Begin SUPPLIED MATERIAL
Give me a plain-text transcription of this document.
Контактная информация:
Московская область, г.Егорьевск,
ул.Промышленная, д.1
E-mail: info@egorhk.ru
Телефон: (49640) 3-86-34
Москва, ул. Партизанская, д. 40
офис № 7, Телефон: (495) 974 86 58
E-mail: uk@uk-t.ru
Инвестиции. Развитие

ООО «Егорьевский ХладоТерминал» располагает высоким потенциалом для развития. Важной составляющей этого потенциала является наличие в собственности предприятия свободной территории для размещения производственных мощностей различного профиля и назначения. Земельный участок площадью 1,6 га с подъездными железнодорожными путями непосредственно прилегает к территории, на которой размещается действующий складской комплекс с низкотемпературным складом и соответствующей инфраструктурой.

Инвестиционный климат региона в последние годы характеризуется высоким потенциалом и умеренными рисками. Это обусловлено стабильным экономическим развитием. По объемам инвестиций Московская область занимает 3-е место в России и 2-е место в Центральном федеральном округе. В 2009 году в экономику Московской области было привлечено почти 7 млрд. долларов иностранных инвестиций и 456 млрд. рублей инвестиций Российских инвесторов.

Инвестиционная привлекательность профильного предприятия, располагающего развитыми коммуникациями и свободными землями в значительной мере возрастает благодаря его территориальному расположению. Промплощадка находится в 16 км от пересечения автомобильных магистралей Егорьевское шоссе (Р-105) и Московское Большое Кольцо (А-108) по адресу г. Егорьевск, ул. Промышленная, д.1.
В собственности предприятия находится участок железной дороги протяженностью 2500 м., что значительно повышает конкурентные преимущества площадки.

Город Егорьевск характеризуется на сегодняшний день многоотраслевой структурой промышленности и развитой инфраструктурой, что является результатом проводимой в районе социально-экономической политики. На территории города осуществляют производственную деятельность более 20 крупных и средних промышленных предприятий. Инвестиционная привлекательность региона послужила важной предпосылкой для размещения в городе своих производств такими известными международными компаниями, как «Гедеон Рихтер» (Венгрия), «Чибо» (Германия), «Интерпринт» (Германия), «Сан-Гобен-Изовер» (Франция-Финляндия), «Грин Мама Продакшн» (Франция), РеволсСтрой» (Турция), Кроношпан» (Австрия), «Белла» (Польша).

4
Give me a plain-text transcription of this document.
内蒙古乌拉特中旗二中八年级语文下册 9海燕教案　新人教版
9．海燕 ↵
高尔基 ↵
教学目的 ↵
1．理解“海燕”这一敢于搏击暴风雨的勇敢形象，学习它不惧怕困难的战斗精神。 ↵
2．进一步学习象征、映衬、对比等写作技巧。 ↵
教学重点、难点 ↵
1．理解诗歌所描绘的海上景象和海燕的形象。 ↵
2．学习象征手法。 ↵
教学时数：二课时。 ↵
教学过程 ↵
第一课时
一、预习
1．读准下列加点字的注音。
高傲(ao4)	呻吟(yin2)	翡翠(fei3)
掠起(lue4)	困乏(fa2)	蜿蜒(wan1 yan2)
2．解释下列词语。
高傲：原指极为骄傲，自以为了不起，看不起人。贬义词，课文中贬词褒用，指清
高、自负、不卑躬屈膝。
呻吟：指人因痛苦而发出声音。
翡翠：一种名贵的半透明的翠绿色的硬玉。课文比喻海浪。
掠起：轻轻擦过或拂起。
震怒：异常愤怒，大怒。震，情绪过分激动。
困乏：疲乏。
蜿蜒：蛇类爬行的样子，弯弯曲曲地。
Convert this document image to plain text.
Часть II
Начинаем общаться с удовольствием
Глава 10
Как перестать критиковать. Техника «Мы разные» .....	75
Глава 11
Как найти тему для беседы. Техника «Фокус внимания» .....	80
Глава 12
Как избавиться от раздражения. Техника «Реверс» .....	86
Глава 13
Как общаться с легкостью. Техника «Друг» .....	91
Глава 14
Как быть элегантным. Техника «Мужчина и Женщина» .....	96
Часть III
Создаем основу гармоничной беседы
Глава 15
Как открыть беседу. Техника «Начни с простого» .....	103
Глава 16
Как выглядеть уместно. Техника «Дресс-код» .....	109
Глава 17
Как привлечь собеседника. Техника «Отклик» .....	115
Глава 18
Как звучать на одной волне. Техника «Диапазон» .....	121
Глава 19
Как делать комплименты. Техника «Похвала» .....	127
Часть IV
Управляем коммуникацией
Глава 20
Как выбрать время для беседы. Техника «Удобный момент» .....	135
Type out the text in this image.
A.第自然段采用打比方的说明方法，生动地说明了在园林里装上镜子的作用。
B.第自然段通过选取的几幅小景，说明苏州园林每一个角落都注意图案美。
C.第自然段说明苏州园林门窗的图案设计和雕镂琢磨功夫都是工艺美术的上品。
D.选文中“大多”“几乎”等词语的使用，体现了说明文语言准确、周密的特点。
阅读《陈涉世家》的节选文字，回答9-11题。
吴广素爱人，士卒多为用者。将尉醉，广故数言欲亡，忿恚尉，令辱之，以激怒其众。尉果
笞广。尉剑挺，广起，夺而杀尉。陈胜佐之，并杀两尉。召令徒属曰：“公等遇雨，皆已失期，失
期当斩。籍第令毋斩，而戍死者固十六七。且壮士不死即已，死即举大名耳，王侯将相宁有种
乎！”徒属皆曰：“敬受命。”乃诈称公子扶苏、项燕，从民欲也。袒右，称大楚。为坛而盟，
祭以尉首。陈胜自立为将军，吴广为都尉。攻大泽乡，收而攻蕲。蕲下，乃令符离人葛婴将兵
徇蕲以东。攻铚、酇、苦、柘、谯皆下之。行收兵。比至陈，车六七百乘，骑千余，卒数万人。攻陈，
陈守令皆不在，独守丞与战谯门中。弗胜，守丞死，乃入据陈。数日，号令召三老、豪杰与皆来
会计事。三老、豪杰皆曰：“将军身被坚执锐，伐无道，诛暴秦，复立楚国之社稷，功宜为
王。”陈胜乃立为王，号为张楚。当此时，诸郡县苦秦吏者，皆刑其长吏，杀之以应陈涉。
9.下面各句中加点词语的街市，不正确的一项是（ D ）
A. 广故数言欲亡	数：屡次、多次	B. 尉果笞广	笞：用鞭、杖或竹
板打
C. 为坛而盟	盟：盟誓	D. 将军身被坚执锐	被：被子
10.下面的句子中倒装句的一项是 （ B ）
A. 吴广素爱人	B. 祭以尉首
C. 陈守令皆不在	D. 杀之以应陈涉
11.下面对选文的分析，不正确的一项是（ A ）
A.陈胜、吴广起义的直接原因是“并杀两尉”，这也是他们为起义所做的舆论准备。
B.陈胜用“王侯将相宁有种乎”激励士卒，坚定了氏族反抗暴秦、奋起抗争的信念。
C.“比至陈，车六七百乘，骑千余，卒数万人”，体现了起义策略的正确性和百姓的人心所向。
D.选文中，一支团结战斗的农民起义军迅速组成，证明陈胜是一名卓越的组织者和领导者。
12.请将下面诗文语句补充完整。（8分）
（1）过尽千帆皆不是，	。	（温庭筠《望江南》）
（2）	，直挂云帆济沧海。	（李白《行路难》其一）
End SUPPLIED MATERIAL
■ TASK DETAILS ■
Exactly as they are written, print the entries again.

■ THE COMPLETED TASK ■
Give me a plain-text transcription of this document.
Контактная информация:
Московская область, г.Егорьевск,
ул.Промышленная, д.1
E-mail: info@egorhk.ru
Телефон: (49640) 3-86-34
Москва, ул. Партизанская, д. 40
офис № 7, Телефон: (495) 974 86 58
E-mail: uk@uk-t.ru
Инвестиции. Развитие

ООО «Егорьевский ХладоТерминал» располагает высоким потенциалом для развития. Важной составляющей этого потенциала является наличие в собственности предприятия свободной территории для размещения производственных мощностей различного профиля и назначения. Земельный участок площадью 1,6 га с подъездными железнодорожными путями непосредственно прилегает к территории, на которой размещается действующий складской комплекс с низкотемпературным складом и соответствующей инфраструктурой.

Инвестиционный климат региона в последние годы характеризуется высоким потенциалом и умеренными рисками. Это обусловлено стабильным экономическим развитием. По объемам инвестиций Московская область занимает 3-е место в России и 2-е место в Центральном федеральном округе. В 2009 году в экономику Московской области было привлечено почти 7 млрд. долларов иностранных инвестиций и 456 млрд. рублей инвестиций Российских инвесторов.

Инвестиционная привлекательность профильного предприятия, располагающего развитыми коммуникациями и свободными землями в значительной мере возрастает благодаря его территориальному расположению. Промплощадка находится в 16 км от пересечения автомобильных магистралей Егорьевское шоссе (Р-105) и Московское Большое Кольцо (А-108) по адресу г. Егорьевск, ул. Промышленная, д.1.
В собственности предприятия находится участок железной дороги протяженностью 2500 м., что значительно повышает конкурентные преимущества площадки.

Город Егорьевск характеризуется на сегодняшний день многоотраслевой структурой промышленности и развитой инфраструктурой, что является результатом проводимой в районе социально-экономической политики. На территории города осуществляют производственную деятельность более 20 крупных и средних промышленных предприятий. Инвестиционная привлекательность региона послужила важной предпосылкой для размещения в городе своих производств такими известными международными компаниями, как «Гедеон Рихтер» (Венгрия), «Чибо» (Германия), «Интерпринт» (Германия), «Сан-Гобен-Изовер» (Франция-Финляндия), «Грин Мама Продакшн» (Франция), РеволсСтрой» (Турция), Кроношпан» (Австрия), «Белла» (Польша).

4
Give me a plain-text transcription of this document.
内蒙古乌拉特中旗二中八年级语文下册 9海燕教案　新人教版
9．海燕 ↵
高尔基 ↵
教学目的 ↵
1．理解“海燕”这一敢于搏击暴风雨的勇敢形象，学习它不惧怕困难的战斗精神。 ↵
2．进一步学习象征、映衬、对比等写作技巧。 ↵
教学重点、难点 ↵
1．理解诗歌所描绘的海上景象和海燕的形象。 ↵
2．学习象征手法。 ↵
教学时数：二课时。 ↵
教学过程 ↵
第一课时
一、预习
1．读准下列加点字的注音。
高傲(ao4)	呻吟(yin2)	翡翠(fei3)
掠起(lue4)	困乏(fa2)	蜿蜒(wan1 yan2)
2．解释下列词语。
高傲：原指极为骄傲，自以为了不起，看不起人。贬义词，课文中贬词褒用，指清
高、自负、不卑躬屈膝。
呻吟：指人因痛苦而发出声音。
翡翠：一种名贵的半透明的翠绿色的硬玉。课文比喻海浪。
掠起：轻轻擦过或拂起。
震怒：异常愤怒，大怒。震，情绪过分激动。
困乏：疲乏。
蜿蜒：蛇类爬行的样子，弯弯曲曲地。
Convert this document image to plain text.
Часть II
Начинаем общаться с удовольствием
Глава 10
Как перестать критиковать. Техника «Мы разные» .....	75
Глава 11
Как найти тему для беседы. Техника «Фокус внимания» .....	80
Глава 12
Как избавиться от раздражения. Техника «Реверс» .....	86
Глава 13
Как общаться с легкостью. Техника «Друг» .....	91
Глава 14
Как быть элегантным. Техника «Мужчина и Женщина» .....	96
Часть III
Создаем основу гармоничной беседы
Глава 15
Как открыть беседу. Техника «Начни с простого» .....	103
Глава 16
Как выглядеть уместно. Техника «Дресс-код» .....	109
Глава 17
Как привлечь собеседника. Техника «Отклик» .....	115
Глава 18
Как звучать на одной волне. Техника «Диапазон» .....	121
Глава 19
Как делать комплименты. Техника «Похвала» .....	127
Часть IV
Управляем коммуникацией
Глава 20
Как выбрать время для беседы. Техника «Удобный момент» .....	135
Type out the text in this image.
A.第自然段采用打比方的说明方法，生动地说明了在园林里装上镜子的作用。
B.第自然段通过选取的几幅小景，说明苏州园林每一个角落都注意图案美。
C.第自然段说明苏州园林门窗的图案设计和雕镂琢磨功夫都是工艺美术的上品。
D.选文中“大多”“几乎”等词语的使用，体现了说明文语言准确、周密的特点。
阅读《陈涉世家》的节选文字，回答9-11题。
吴广素爱人，士卒多为用者。将尉醉，广故数言欲亡，忿恚尉，令辱之，以激怒其众。尉果
笞广。尉剑挺，广起，夺而杀尉。陈胜佐之，并杀两尉。召令徒属曰：“公等遇雨，皆已失期，失
期当斩。籍第令毋斩，而戍死者固十六七。且壮士不死即已，死即举大名耳，王侯将相宁有种
乎！”徒属皆曰：“敬受命。”乃诈称公子扶苏、项燕，从民欲也。袒右，称大楚。为坛而盟，
祭以尉首。陈胜自立为将军，吴广为都尉。攻大泽乡，收而攻蕲。蕲下，乃令符离人葛婴将兵
徇蕲以东。攻铚、酇、苦、柘、谯皆下之。行收兵。比至陈，车六七百乘，骑千余，卒数万人。攻陈，
陈守令皆不在，独守丞与战谯门中。弗胜，守丞死，乃入据陈。数日，号令召三老、豪杰与皆来
会计事。三老、豪杰皆曰：“将军身被坚执锐，伐无道，诛暴秦，复立楚国之社稷，功宜为
王。”陈胜乃立为王，号为张楚。当此时，诸郡县苦秦吏者，皆刑其长吏，杀之以应陈涉。
9.下面各句中加点词语的街市，不正确的一项是（ D ）
A. 广故数言欲亡	数：屡次、多次	B. 尉果笞广	笞：用鞭、杖或竹
板打
C. 为坛而盟	盟：盟誓	D. 将军身被坚执锐	被：被子
10.下面的句子中倒装句的一项是 （ B ）
A. 吴广素爱人	B. 祭以尉首
C. 陈守令皆不在	D. 杀之以应陈涉
11.下面对选文的分析，不正确的一项是（ A ）
A.陈胜、吴广起义的直接原因是“并杀两尉”，这也是他们为起义所做的舆论准备。
B.陈胜用“王侯将相宁有种乎”激励士卒，坚定了氏族反抗暴秦、奋起抗争的信念。
C.“比至陈，车六七百乘，骑千余，卒数万人”，体现了起义策略的正确性和百姓的人心所向。
D.选文中，一支团结战斗的农民起义军迅速组成，证明陈胜是一名卓越的组织者和领导者。
12.请将下面诗文语句补充完整。（8分）
（1）过尽千帆皆不是，	。	（温庭筠《望江南》）
（2）	，直挂云帆济沧海。	（李白《行路难》其一）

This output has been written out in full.